In the material below, find all lines with the string "name" and copy them.
-- start Given records --
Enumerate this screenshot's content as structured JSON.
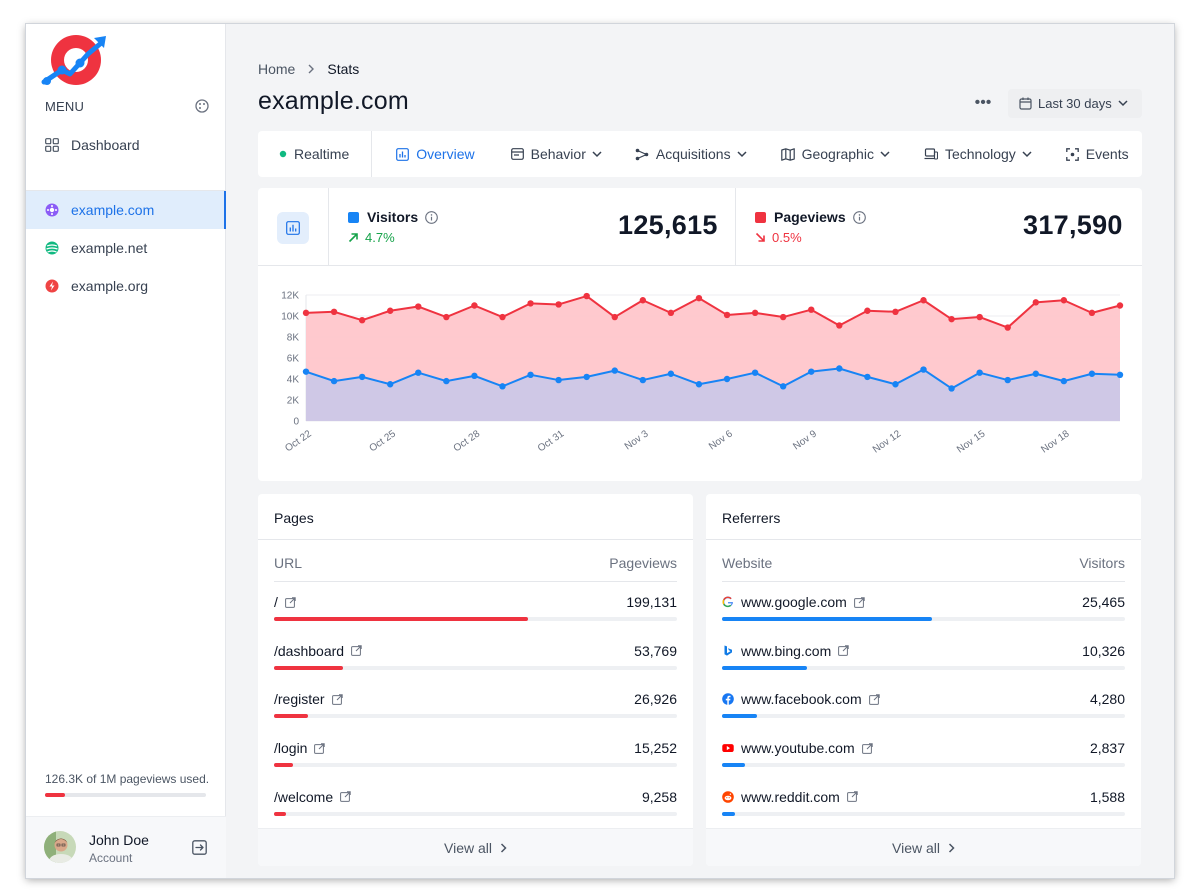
{
  "sidebar": {
    "menu_label": "MENU",
    "dashboard_label": "Dashboard",
    "sites": [
      {
        "label": "example.com",
        "active": true,
        "color": "#8b5cf6"
      },
      {
        "label": "example.net",
        "active": false,
        "color": "#10b981"
      },
      {
        "label": "example.org",
        "active": false,
        "color": "#ef4444"
      }
    ],
    "usage_text": "126.3K of 1M pageviews used.",
    "usage_fraction": 0.1263,
    "account": {
      "name": "John Doe",
      "subtitle": "Account"
    }
  },
  "header": {
    "breadcrumb_home": "Home",
    "breadcrumb_current": "Stats",
    "title": "example.com",
    "more": "•••",
    "range_label": "Last 30 days"
  },
  "tabs": [
    {
      "label": "Realtime",
      "icon": "live-dot-icon",
      "dropdown": false,
      "active": false
    },
    {
      "label": "Overview",
      "icon": "chart-icon",
      "dropdown": false,
      "active": true
    },
    {
      "label": "Behavior",
      "icon": "window-icon",
      "dropdown": true,
      "active": false
    },
    {
      "label": "Acquisitions",
      "icon": "network-icon",
      "dropdown": true,
      "active": false
    },
    {
      "label": "Geographic",
      "icon": "map-icon",
      "dropdown": true,
      "active": false
    },
    {
      "label": "Technology",
      "icon": "devices-icon",
      "dropdown": true,
      "active": false
    },
    {
      "label": "Events",
      "icon": "focus-icon",
      "dropdown": false,
      "active": false
    }
  ],
  "stats": {
    "visitors": {
      "label": "Visitors",
      "change": "4.7%",
      "direction": "up",
      "value": "125,615",
      "color": "#1784f5"
    },
    "pageviews": {
      "label": "Pageviews",
      "change": "0.5%",
      "direction": "down",
      "value": "317,590",
      "color": "#ef3340"
    }
  },
  "chart_data": {
    "type": "area",
    "x": [
      "Oct 22",
      "Oct 23",
      "Oct 24",
      "Oct 25",
      "Oct 26",
      "Oct 27",
      "Oct 28",
      "Oct 29",
      "Oct 30",
      "Oct 31",
      "Nov 1",
      "Nov 2",
      "Nov 3",
      "Nov 4",
      "Nov 5",
      "Nov 6",
      "Nov 7",
      "Nov 8",
      "Nov 9",
      "Nov 10",
      "Nov 11",
      "Nov 12",
      "Nov 13",
      "Nov 14",
      "Nov 15",
      "Nov 16",
      "Nov 17",
      "Nov 18",
      "Nov 19",
      "Nov 20"
    ],
    "x_tick_labels": [
      "Oct 22",
      "Oct 25",
      "Oct 28",
      "Oct 31",
      "Nov 3",
      "Nov 6",
      "Nov 9",
      "Nov 12",
      "Nov 15",
      "Nov 18"
    ],
    "series": [
      {
        "name": "Pageviews",
        "color": "#ef3340",
        "values": [
          10300,
          10400,
          9600,
          10500,
          10900,
          9900,
          11000,
          9900,
          11200,
          11100,
          11900,
          9900,
          11500,
          10300,
          11700,
          10100,
          10300,
          9900,
          10600,
          9100,
          10500,
          10400,
          11500,
          9700,
          9900,
          8900,
          11300,
          11500,
          10300,
          11000
        ]
      },
      {
        "name": "Visitors",
        "color": "#1784f5",
        "values": [
          4700,
          3800,
          4200,
          3500,
          4600,
          3800,
          4300,
          3300,
          4400,
          3900,
          4200,
          4800,
          3900,
          4500,
          3500,
          4000,
          4600,
          3300,
          4700,
          5000,
          4200,
          3500,
          4900,
          3100,
          4600,
          3900,
          4500,
          3800,
          4500,
          4400
        ]
      }
    ],
    "ylim": [
      0,
      12000
    ],
    "y_ticks": [
      "0",
      "2K",
      "4K",
      "6K",
      "8K",
      "10K",
      "12K"
    ],
    "grid": true
  },
  "pages": {
    "title": "Pages",
    "col_left": "URL",
    "col_right": "Pageviews",
    "bar_color": "#ef3340",
    "rows": [
      {
        "label": "/",
        "value": "199,131",
        "fraction": 0.63
      },
      {
        "label": "/dashboard",
        "value": "53,769",
        "fraction": 0.17
      },
      {
        "label": "/register",
        "value": "26,926",
        "fraction": 0.085
      },
      {
        "label": "/login",
        "value": "15,252",
        "fraction": 0.048
      },
      {
        "label": "/welcome",
        "value": "9,258",
        "fraction": 0.03
      }
    ],
    "footer": "View all"
  },
  "referrers": {
    "title": "Referrers",
    "col_left": "Website",
    "col_right": "Visitors",
    "bar_color": "#1784f5",
    "rows": [
      {
        "label": "www.google.com",
        "value": "25,465",
        "fraction": 0.52,
        "icon": "google-icon"
      },
      {
        "label": "www.bing.com",
        "value": "10,326",
        "fraction": 0.21,
        "icon": "bing-icon"
      },
      {
        "label": "www.facebook.com",
        "value": "4,280",
        "fraction": 0.088,
        "icon": "facebook-icon"
      },
      {
        "label": "www.youtube.com",
        "value": "2,837",
        "fraction": 0.058,
        "icon": "youtube-icon"
      },
      {
        "label": "www.reddit.com",
        "value": "1,588",
        "fraction": 0.032,
        "icon": "reddit-icon"
      }
    ],
    "footer": "View all"
  }
}
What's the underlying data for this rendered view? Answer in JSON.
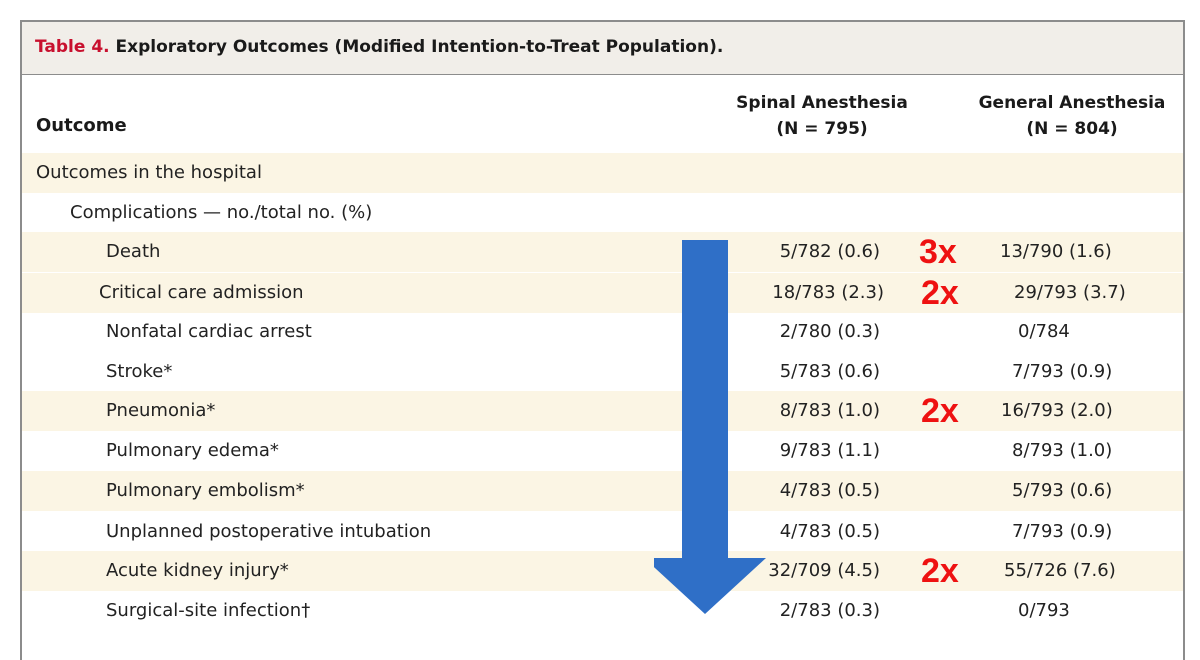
-- end Given records --
* [Exercise result]
      "name": "John Doe",
        "name": "Pageviews",
        "name": "Visitors",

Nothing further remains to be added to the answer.